Problem details. Show all lines that include the string "Grivel"; copy each one.

Given records.
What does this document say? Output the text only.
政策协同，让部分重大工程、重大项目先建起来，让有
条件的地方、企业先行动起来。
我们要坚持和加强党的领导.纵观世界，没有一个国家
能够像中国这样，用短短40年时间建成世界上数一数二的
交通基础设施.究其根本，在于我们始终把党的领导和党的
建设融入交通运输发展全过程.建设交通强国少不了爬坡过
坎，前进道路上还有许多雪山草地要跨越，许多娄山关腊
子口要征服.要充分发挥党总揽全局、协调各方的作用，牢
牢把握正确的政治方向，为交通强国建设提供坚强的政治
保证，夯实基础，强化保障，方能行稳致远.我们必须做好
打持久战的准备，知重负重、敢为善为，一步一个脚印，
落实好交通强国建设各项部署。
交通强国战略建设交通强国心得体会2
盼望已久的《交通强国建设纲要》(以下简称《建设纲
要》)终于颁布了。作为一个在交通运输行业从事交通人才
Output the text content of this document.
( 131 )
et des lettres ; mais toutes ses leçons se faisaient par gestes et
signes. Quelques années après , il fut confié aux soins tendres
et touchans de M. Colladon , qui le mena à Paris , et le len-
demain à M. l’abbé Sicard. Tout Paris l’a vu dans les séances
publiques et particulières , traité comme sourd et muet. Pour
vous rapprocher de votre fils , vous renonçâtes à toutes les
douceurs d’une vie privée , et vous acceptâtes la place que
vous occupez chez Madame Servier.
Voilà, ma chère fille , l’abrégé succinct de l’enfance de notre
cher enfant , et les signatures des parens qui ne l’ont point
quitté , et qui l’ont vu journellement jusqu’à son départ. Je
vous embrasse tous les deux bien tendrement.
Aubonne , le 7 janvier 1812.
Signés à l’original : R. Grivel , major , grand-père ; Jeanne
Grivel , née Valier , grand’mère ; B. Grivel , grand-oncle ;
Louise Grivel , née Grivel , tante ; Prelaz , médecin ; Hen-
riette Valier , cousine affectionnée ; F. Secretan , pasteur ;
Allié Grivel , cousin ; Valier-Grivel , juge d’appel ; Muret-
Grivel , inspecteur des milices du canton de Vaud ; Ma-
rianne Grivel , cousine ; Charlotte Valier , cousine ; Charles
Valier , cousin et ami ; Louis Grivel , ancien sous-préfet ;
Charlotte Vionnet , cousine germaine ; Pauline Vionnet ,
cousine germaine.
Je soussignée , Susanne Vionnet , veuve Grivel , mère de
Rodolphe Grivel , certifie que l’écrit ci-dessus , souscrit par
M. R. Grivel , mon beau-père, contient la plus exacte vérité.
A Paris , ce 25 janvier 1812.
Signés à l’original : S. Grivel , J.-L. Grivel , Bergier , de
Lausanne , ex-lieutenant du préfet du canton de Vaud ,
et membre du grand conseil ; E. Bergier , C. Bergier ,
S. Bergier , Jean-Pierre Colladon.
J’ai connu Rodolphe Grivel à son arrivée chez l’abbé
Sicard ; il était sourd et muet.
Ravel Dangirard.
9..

Task result.
Signés à l’original : R. Grivel , major , grand-père ; Jeanne
Grivel , née Valier , grand’mère ; B. Grivel , grand-oncle ;
Louise Grivel , née Grivel , tante ; Prelaz , médecin ; Hen-
Allié Grivel , cousin ; Valier-Grivel , juge d’appel ; Muret-
Grivel , inspecteur des milices du canton de Vaud ; Ma-
rianne Grivel , cousine ; Charlotte Valier , cousine ; Charles
Valier , cousin et ami ; Louis Grivel , ancien sous-préfet ;
Je soussignée , Susanne Vionnet , veuve Grivel , mère de
Rodolphe Grivel , certifie que l’écrit ci-dessus , souscrit par
M. R. Grivel , mon beau-père, contient la plus exacte vérité.
Signés à l’original : S. Grivel , J.-L. Grivel , Bergier , de
J’ai connu Rodolphe Grivel à son arrivée chez l’abbé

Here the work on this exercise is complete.